Scan the records for the line containing "Decode this image"; extract it and all later lines, verbatim, through the end, and nothing before it.

═══ RECORDED DATA

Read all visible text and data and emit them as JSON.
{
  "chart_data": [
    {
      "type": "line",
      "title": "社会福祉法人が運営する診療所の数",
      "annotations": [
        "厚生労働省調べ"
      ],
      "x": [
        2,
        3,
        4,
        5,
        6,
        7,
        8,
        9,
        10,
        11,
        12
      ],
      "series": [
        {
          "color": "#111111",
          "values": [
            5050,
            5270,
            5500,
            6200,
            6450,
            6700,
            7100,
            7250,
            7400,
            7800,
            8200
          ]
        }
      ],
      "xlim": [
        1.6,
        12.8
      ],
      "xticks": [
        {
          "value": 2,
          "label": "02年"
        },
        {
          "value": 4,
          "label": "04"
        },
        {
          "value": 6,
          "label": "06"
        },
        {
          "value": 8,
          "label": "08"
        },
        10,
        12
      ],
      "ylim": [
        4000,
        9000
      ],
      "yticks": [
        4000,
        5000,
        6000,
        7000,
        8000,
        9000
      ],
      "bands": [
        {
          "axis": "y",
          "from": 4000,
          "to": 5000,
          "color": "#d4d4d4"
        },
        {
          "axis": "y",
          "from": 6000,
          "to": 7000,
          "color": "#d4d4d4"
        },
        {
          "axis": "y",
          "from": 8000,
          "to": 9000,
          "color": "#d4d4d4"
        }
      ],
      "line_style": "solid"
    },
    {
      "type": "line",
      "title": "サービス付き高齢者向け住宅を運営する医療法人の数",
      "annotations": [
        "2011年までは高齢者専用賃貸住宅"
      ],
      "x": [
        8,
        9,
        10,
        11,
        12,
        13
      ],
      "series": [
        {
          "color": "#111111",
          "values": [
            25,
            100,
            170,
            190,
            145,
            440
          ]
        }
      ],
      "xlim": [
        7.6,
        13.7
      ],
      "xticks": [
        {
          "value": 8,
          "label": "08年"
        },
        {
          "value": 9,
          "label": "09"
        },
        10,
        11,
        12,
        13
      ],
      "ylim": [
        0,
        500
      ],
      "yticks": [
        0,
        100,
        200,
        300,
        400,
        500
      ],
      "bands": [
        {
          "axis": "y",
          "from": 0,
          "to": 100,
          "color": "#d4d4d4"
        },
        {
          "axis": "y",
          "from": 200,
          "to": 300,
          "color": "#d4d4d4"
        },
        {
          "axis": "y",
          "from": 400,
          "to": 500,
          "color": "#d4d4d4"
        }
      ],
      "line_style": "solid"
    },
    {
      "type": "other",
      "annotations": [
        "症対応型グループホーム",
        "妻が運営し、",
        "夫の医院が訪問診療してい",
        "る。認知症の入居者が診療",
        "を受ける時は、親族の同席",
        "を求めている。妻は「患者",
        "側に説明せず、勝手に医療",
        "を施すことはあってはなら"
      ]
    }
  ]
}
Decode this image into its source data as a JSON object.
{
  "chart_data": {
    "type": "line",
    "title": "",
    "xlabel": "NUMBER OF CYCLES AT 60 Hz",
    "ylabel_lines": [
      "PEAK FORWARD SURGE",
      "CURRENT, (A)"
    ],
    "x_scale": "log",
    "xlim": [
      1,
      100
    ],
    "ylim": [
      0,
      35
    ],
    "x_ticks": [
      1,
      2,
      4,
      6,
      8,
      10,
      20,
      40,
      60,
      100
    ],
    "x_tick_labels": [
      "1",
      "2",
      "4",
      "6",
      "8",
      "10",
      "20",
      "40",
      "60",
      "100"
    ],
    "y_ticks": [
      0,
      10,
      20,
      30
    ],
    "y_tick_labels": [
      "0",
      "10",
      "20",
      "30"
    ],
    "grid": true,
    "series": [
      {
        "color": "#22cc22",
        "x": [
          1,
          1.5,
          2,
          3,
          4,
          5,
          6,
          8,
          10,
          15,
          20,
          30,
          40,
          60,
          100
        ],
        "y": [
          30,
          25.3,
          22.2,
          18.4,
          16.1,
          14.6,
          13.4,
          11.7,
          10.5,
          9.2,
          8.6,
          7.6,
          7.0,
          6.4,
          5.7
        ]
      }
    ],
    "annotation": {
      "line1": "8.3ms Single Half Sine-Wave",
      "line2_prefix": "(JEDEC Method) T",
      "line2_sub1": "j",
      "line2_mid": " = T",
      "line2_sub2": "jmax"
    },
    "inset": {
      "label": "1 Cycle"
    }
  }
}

══════

> REPLY
Decode this image into its source data as a JSON object.
{
  "chart_data": {
    "type": "line",
    "title": "",
    "xlabel": "NUMBER OF CYCLES AT 60 Hz",
    "ylabel_lines": [
      "PEAK FORWARD SURGE",
      "CURRENT, (A)"
    ],
    "x_scale": "log",
    "xlim": [
      1,
      100
    ],
    "ylim": [
      0,
      35
    ],
    "x_ticks": [
      1,
      2,
      4,
      6,
      8,
      10,
      20,
      40,
      60,
      100
    ],
    "x_tick_labels": [
      "1",
      "2",
      "4",
      "6",
      "8",
      "10",
      "20",
      "40",
      "60",
      "100"
    ],
    "y_ticks": [
      0,
      10,
      20,
      30
    ],
    "y_tick_labels": [
      "0",
      "10",
      "20",
      "30"
    ],
    "grid": true,
    "series": [
      {
        "color": "#22cc22",
        "x": [
          1,
          1.5,
          2,
          3,
          4,
          5,
          6,
          8,
          10,
          15,
          20,
          30,
          40,
          60,
          100
        ],
        "y": [
          30,
          25.3,
          22.2,
          18.4,
          16.1,
          14.6,
          13.4,
          11.7,
          10.5,
          9.2,
          8.6,
          7.6,
          7.0,
          6.4,
          5.7
        ]
      }
    ],
    "annotation": {
      "line1": "8.3ms Single Half Sine-Wave",
      "line2_prefix": "(JEDEC Method) T",
      "line2_sub1": "j",
      "line2_mid": " = T",
      "line2_sub2": "jmax"
    },
    "inset": {
      "label": "1 Cycle"
    }
  }
}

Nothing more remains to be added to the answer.